* What is expected
When the string "treatment" occurs in a line of the records, show that line.

[Material provided — start]

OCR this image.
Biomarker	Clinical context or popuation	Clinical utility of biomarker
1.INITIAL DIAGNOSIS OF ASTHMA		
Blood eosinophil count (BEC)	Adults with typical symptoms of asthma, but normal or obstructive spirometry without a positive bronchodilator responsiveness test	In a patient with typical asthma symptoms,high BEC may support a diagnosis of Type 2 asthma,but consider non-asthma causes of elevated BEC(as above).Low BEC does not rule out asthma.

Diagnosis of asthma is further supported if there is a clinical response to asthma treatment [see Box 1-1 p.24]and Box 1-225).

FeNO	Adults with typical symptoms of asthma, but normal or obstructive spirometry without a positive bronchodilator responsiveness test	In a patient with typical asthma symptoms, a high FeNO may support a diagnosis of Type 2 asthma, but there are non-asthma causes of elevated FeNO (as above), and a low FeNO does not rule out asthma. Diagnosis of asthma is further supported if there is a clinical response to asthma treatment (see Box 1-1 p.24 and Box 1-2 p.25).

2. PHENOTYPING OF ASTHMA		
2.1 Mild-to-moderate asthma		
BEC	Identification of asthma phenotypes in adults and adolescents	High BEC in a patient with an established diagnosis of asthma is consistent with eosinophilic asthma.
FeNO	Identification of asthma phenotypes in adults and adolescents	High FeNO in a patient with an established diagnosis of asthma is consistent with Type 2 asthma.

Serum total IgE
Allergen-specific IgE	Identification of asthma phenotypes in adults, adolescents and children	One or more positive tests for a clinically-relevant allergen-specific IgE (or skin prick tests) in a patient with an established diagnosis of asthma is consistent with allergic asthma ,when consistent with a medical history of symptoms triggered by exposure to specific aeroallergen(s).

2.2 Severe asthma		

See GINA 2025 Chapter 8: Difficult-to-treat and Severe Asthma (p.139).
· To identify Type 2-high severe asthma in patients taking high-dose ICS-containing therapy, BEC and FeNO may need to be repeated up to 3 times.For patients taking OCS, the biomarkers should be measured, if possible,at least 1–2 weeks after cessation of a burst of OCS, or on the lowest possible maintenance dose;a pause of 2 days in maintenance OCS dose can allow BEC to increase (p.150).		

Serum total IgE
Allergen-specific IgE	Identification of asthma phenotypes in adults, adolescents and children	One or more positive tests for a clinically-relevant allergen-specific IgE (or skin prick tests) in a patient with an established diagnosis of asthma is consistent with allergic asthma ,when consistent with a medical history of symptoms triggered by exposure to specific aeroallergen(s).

[Material provided — finish]

* Solution to this task
Diagnosis of asthma is further supported if there is a clinical response to asthma treatment [see Box 1-1 p.24]and Box 1-225).
FeNO	Adults with typical symptoms of asthma, but normal or obstructive spirometry without a positive bronchodilator responsiveness test	In a patient with typical asthma symptoms, a high FeNO may support a diagnosis of Type 2 asthma, but there are non-asthma causes of elevated FeNO (as above), and a low FeNO does not rule out asthma. Diagnosis of asthma is further supported if there is a clinical response to asthma treatment (see Box 1-1 p.24 and Box 1-2 p.25).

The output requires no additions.